= PAGE EXTRACT =

++++++++

A wealthy San Francisco socialite pursues a potential boyfriend to a small Northern California town that slowly takes a turn for the bizarre when birds of all kinds suddenly begin to attack people there in increasing numbers and with increasing viciousness. 

The Birds is a 1963 suspense/horror film directed by Alfred Hitchcock, loosely based on the 1952 story "The Birds" by Daphne du Maurier.  It starred Rod Taylor, Tippi Hedren, Jessica Tandy, Suzanne Pleshette and a young Veronica Cartwright.  The screenplay was written by Evan Hunter.


The film is considered on the best thrillers of all time.  It was honored by the American Film Institute as the seventh greatest thriller and Bravo awarded it the 96th spot on their "The 100 Scariest Movie Moments" for the scene when the birds attack the city.  Ub Iwerks was nominated for an Academy Award for Best Special Effects.  Tippi Hedren received the Golden Globe Award for New Star of the Year – Actress in 1964, sharing it with Ursula Andress and Elke Sommer. She also received the Photoplay Award as Most Promising Newcomer. The film ranked #1 of the top 10 foreign films selected by the Bengal Film Journalists' Association Awards. Hitchcock also received the Association's Director Award for the film.

The birds attack
 The film begins in San Francisco where Melanie Daniels (Tippi Hedren) meets handsome criminal lawyer Mitch Brenner (Rod Taylor).  After a less than pleasant first meeting, Melanie decides to follow Mitch out to his hometown fishing community. She is apparently rather smitten with young Mitch.  But the day Melanie arrives for some inexplicable reason the birds start attacking people.  The local school teacher is Annie Hayworth (Suzanne Pleshette) who followed Mitch here to be close to him but when their relationship ended she just stayed to be near him as a friend.  If you believe that then I have the Brooklyn Bridge for sale if you're interested.  This creates a rather strange love triangle as an underlying plot.  There is also the strange relationship with Mitch's mother who is not very fond of any of the girls he brings home.

This is one of Hitchcock's most well-known movies. Along with Psycho, it's the movie that most people identify with him.  The plot of "The Birds" could be considered quite ridiculous.  The first 40 minutes of the film have zero horror elements and sets up what could be a horrible love story.  Hitchcock spends this part of the movie developing the characters and installing their situation in the viewers' minds.  And the suspense he build with these birds...shit.  You watch the birds just sitting there, and they do not move, they are just waiting. Even when you think they are dumb as shit something tells you they are thinking. They are analyzing your every move.

They sit and they wait.....

++++++++

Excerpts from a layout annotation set

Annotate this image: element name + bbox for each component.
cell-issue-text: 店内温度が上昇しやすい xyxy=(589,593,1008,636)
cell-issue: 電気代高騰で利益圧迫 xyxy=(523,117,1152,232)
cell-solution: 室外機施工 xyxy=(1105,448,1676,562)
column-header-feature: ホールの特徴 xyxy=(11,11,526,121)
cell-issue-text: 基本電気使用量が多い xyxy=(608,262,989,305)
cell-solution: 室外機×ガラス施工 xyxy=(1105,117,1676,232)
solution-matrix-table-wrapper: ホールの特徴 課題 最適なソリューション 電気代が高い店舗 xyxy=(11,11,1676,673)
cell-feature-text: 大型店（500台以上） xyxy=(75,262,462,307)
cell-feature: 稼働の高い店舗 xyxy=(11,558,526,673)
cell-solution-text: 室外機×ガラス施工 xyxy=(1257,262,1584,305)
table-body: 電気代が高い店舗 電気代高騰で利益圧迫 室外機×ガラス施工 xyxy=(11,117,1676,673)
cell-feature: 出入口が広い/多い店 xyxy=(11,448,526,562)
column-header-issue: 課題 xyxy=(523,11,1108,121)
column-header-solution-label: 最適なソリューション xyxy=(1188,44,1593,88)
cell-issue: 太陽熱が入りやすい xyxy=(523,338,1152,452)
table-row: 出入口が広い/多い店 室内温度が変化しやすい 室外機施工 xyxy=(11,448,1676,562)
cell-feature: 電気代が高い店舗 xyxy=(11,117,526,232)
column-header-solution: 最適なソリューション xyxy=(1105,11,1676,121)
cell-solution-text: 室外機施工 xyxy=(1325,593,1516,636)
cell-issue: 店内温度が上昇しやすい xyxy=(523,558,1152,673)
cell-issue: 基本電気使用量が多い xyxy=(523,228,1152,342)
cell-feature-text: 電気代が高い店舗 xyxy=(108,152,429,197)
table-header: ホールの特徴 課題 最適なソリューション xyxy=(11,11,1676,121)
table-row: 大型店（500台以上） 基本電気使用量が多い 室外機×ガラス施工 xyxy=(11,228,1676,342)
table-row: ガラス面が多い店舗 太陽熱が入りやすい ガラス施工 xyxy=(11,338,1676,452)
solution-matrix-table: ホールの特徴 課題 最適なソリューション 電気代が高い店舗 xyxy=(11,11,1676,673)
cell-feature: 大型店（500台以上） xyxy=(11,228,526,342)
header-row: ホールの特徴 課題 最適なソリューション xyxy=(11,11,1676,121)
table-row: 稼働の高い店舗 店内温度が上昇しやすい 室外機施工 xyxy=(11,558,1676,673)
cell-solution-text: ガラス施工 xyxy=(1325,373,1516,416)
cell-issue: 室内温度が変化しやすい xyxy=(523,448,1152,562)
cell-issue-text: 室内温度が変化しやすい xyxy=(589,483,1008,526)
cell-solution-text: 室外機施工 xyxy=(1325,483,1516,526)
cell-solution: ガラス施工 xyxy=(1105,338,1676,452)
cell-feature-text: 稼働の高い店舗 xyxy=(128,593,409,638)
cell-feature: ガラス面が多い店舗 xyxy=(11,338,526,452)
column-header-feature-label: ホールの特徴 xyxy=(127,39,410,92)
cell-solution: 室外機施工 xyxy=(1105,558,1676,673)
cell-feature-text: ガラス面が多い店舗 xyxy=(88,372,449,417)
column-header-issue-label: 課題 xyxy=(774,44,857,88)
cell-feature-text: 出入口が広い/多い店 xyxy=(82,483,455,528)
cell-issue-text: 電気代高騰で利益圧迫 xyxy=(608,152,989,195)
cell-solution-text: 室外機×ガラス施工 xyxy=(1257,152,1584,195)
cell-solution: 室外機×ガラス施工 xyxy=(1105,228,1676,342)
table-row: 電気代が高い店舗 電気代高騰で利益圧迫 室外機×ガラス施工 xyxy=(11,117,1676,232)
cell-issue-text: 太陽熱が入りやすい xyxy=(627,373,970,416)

++++++++

= PROBLEMS TO SOLVE =
- 1) Name every actor the review of The Birds lists as starring in the film.
- 2) Reproduce the review of The Birds starting at "The film is" and ending at "for the film.", changing "seventh" to "eighth".
- 3) Write what comes next in the review of The Birds, picking up after its final line.

= SOLVED PROBLEMS =
- 1) Rod Taylor, Tippi Hedren, Jessica Tandy, Suzanne Pleshette, Veronica Cartwright

- 2)
The film is considered on the best thrillers of all time.  It was honored by the American Film Institute as the eighth greatest thriller and Bravo awarded it the 96th spot on their "The 100 Scariest Movie Moments" for the scene when the birds attack the city.  Ub Iwerks was nominated for an Academy Award for Best Special Effects.  Tippi Hedren received the Golden Globe Award for New Star of the Year – Actress in 1964, sharing it with Ursula Andress and Elke Sommer. She also received the Photoplay Award as Most Promising Newcomer. The film ranked #1 of the top 10 foreign films selected by the Bengal Film Journalists' Association Awards. Hitchcock also received the Association's Director Award for the film.

- 3)
The scene when the four people are trapped inside the house with the birds waiting outside is classic.  This has to be one of the main influences on George Romero and his film "Night Of The Living Dead."  They were trapped in the old abandoned farm house much as our characters are here.  The absence of backgound music added a sense of calm before the storm which made the bird attack scenes all the more intense. In my opinion the most chilling scene was definitely when Melanie was waiting outside the school while the singing was going on inside the school. At each loop of the song, a few more crows would perch outside.  Just my writing about it doesn't do it justice.  It's just plain fucking creepy.

The special effects were amazing for a film from 1963.  When Hitchcock was asked how he got the birds to attack he jokes, "They were well paid."  The detailed camera angles that Hitchcock put into the film were impressive. Many directors shoot scenes in a boring manner, but not Hitchcock.

The birds obviously didn't like that singing.
 I love the mysterious way the film ends with no explanation or dialogue. The sea of birds seem to permit their departure, even though the fowls could easily stop them if they wanted.  We never get an explanation as to why the birds are attacking and this leads some to point that out as a reason that they don't like the film.  Don't listen to them....they probably flip burgers at McDonalds.  If you need grilling advice then give them a listen, otherwise see this film.  It's a classic, a masterpiece and one of the best of all time. It's a perfect example of why Alfred Hitchcock is considered, "The Master of Suspense".

Trivia:  
Tippi Hedren was actually cut in the face by a bird in one of the shots.  


Rod Taylor claims that the seagulls were fed a mixture of wheat and whiskey. It was the only way to get them to stand around so much.

When audiences left the film's UK premiere at the Odeon, Leicester Square, London, they were greeted by the sound of screeching and flapping birds from loudspeakers hidden in the trees to scare them further. 

Alfred Hitchcock approached Joseph Stefano (screenwriter of Psycho) to write the script, but he wasn't interested in the story. The final screenplay (from a Daphne Du Maurier short story) was written by Evan Hunter, best known to detective-story fans under the pen name Ed McBain.

Alfred Hitchcock saw Tippi Hedren in a 1962 commercial aired during the Today show and put her under contract. In the commercial for a diet drink, she is seen walking down a street and a man whistles at her slim, attractive figure, and she turns her head with an acknowledging smile. In the opening scene of the film, the same thing happens as she walks toward the bird shop. This was an inside joke by Hitchcock. 
 

Tippi Hedren's daughter Melanie Griffith was given a present by Alfred Hitchcock during the filming: a doll that looked exactly like Hedren, eerily so. The creepiness was compounded by the ornate wooden box it came in, which the young girl took to be a coffin.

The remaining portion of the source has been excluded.